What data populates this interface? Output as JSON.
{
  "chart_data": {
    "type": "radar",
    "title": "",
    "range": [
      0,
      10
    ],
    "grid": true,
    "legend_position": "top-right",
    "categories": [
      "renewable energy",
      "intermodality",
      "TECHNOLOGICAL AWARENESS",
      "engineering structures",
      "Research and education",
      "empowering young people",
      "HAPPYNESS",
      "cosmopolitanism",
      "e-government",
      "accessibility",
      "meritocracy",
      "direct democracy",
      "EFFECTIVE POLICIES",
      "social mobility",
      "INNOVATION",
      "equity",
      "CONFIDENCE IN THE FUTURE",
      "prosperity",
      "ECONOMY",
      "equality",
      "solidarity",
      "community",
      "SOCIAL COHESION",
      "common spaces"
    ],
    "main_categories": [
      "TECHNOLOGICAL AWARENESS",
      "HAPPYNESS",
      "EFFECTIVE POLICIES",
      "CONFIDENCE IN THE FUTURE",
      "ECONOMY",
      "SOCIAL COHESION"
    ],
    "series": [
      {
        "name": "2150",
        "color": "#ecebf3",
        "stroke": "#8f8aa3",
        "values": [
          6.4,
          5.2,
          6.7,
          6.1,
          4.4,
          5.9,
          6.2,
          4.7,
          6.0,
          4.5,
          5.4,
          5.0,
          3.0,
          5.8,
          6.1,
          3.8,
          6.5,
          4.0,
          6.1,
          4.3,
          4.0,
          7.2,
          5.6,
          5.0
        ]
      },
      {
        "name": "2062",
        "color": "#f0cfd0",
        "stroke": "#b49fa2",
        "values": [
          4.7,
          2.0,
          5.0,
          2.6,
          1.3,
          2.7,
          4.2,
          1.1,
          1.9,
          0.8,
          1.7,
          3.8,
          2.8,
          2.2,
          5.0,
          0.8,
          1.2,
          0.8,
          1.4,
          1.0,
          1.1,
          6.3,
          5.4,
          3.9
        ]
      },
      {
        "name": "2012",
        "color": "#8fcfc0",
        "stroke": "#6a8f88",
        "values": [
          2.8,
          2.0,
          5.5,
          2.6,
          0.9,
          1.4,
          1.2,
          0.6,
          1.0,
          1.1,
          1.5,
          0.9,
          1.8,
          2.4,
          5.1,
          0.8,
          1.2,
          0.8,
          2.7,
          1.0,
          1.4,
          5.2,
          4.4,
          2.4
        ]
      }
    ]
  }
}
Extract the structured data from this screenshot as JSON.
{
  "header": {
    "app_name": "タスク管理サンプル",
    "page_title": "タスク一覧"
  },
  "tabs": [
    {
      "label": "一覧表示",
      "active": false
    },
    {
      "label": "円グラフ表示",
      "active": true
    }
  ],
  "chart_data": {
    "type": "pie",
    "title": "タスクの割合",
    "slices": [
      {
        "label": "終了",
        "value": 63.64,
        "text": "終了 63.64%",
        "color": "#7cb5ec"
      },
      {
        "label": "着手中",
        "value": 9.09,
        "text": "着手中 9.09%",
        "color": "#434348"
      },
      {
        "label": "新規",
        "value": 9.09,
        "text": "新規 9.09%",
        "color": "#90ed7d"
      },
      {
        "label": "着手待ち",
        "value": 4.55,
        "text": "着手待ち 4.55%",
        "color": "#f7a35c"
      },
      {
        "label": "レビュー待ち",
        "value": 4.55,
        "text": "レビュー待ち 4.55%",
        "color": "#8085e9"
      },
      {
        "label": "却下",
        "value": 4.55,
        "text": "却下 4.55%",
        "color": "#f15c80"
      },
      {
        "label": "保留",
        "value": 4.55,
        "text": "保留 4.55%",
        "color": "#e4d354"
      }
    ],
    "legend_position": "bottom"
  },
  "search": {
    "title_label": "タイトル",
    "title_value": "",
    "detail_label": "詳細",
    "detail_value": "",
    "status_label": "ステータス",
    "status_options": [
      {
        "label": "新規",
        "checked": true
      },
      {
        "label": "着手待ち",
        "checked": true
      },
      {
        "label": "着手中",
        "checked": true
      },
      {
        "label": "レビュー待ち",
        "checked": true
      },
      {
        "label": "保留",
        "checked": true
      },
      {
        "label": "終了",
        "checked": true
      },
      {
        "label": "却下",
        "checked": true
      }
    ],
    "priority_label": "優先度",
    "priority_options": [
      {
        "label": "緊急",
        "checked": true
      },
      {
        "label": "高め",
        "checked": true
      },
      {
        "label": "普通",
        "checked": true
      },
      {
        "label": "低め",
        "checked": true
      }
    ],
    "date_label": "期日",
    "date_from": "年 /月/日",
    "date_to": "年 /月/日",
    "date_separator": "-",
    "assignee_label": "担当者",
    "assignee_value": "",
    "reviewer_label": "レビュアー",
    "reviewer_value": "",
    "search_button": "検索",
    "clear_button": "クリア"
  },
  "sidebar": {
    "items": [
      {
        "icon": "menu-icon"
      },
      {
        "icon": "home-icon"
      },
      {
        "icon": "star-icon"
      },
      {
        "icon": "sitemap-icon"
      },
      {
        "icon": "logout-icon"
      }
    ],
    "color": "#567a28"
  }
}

---+---

Give back the whole listing, word for word.

(FULL ANSWER)
What data populates this interface? Output as JSON.
{
  "chart_data": {
    "type": "radar",
    "title": "",
    "range": [
      0,
      10
    ],
    "grid": true,
    "legend_position": "top-right",
    "categories": [
      "renewable energy",
      "intermodality",
      "TECHNOLOGICAL AWARENESS",
      "engineering structures",
      "Research and education",
      "empowering young people",
      "HAPPYNESS",
      "cosmopolitanism",
      "e-government",
      "accessibility",
      "meritocracy",
      "direct democracy",
      "EFFECTIVE POLICIES",
      "social mobility",
      "INNOVATION",
      "equity",
      "CONFIDENCE IN THE FUTURE",
      "prosperity",
      "ECONOMY",
      "equality",
      "solidarity",
      "community",
      "SOCIAL COHESION",
      "common spaces"
    ],
    "main_categories": [
      "TECHNOLOGICAL AWARENESS",
      "HAPPYNESS",
      "EFFECTIVE POLICIES",
      "CONFIDENCE IN THE FUTURE",
      "ECONOMY",
      "SOCIAL COHESION"
    ],
    "series": [
      {
        "name": "2150",
        "color": "#ecebf3",
        "stroke": "#8f8aa3",
        "values": [
          6.4,
          5.2,
          6.7,
          6.1,
          4.4,
          5.9,
          6.2,
          4.7,
          6.0,
          4.5,
          5.4,
          5.0,
          3.0,
          5.8,
          6.1,
          3.8,
          6.5,
          4.0,
          6.1,
          4.3,
          4.0,
          7.2,
          5.6,
          5.0
        ]
      },
      {
        "name": "2062",
        "color": "#f0cfd0",
        "stroke": "#b49fa2",
        "values": [
          4.7,
          2.0,
          5.0,
          2.6,
          1.3,
          2.7,
          4.2,
          1.1,
          1.9,
          0.8,
          1.7,
          3.8,
          2.8,
          2.2,
          5.0,
          0.8,
          1.2,
          0.8,
          1.4,
          1.0,
          1.1,
          6.3,
          5.4,
          3.9
        ]
      },
      {
        "name": "2012",
        "color": "#8fcfc0",
        "stroke": "#6a8f88",
        "values": [
          2.8,
          2.0,
          5.5,
          2.6,
          0.9,
          1.4,
          1.2,
          0.6,
          1.0,
          1.1,
          1.5,
          0.9,
          1.8,
          2.4,
          5.1,
          0.8,
          1.2,
          0.8,
          2.7,
          1.0,
          1.4,
          5.2,
          4.4,
          2.4
        ]
      }
    ]
  }
}
Extract the structured data from this screenshot as JSON.
{
  "header": {
    "app_name": "タスク管理サンプル",
    "page_title": "タスク一覧"
  },
  "tabs": [
    {
      "label": "一覧表示",
      "active": false
    },
    {
      "label": "円グラフ表示",
      "active": true
    }
  ],
  "chart_data": {
    "type": "pie",
    "title": "タスクの割合",
    "slices": [
      {
        "label": "終了",
        "value": 63.64,
        "text": "終了 63.64%",
        "color": "#7cb5ec"
      },
      {
        "label": "着手中",
        "value": 9.09,
        "text": "着手中 9.09%",
        "color": "#434348"
      },
      {
        "label": "新規",
        "value": 9.09,
        "text": "新規 9.09%",
        "color": "#90ed7d"
      },
      {
        "label": "着手待ち",
        "value": 4.55,
        "text": "着手待ち 4.55%",
        "color": "#f7a35c"
      },
      {
        "label": "レビュー待ち",
        "value": 4.55,
        "text": "レビュー待ち 4.55%",
        "color": "#8085e9"
      },
      {
        "label": "却下",
        "value": 4.55,
        "text": "却下 4.55%",
        "color": "#f15c80"
      },
      {
        "label": "保留",
        "value": 4.55,
        "text": "保留 4.55%",
        "color": "#e4d354"
      }
    ],
    "legend_position": "bottom"
  },
  "search": {
    "title_label": "タイトル",
    "title_value": "",
    "detail_label": "詳細",
    "detail_value": "",
    "status_label": "ステータス",
    "status_options": [
      {
        "label": "新規",
        "checked": true
      },
      {
        "label": "着手待ち",
        "checked": true
      },
      {
        "label": "着手中",
        "checked": true
      },
      {
        "label": "レビュー待ち",
        "checked": true
      },
      {
        "label": "保留",
        "checked": true
      },
      {
        "label": "終了",
        "checked": true
      },
      {
        "label": "却下",
        "checked": true
      }
    ],
    "priority_label": "優先度",
    "priority_options": [
      {
        "label": "緊急",
        "checked": true
      },
      {
        "label": "高め",
        "checked": true
      },
      {
        "label": "普通",
        "checked": true
      },
      {
        "label": "低め",
        "checked": true
      }
    ],
    "date_label": "期日",
    "date_from": "年 /月/日",
    "date_to": "年 /月/日",
    "date_separator": "-",
    "assignee_label": "担当者",
    "assignee_value": "",
    "reviewer_label": "レビュアー",
    "reviewer_value": "",
    "search_button": "検索",
    "clear_button": "クリア"
  },
  "sidebar": {
    "items": [
      {
        "icon": "menu-icon"
      },
      {
        "icon": "home-icon"
      },
      {
        "icon": "star-icon"
      },
      {
        "icon": "sitemap-icon"
      },
      {
        "icon": "logout-icon"
      }
    ],
    "color": "#567a28"
  }
}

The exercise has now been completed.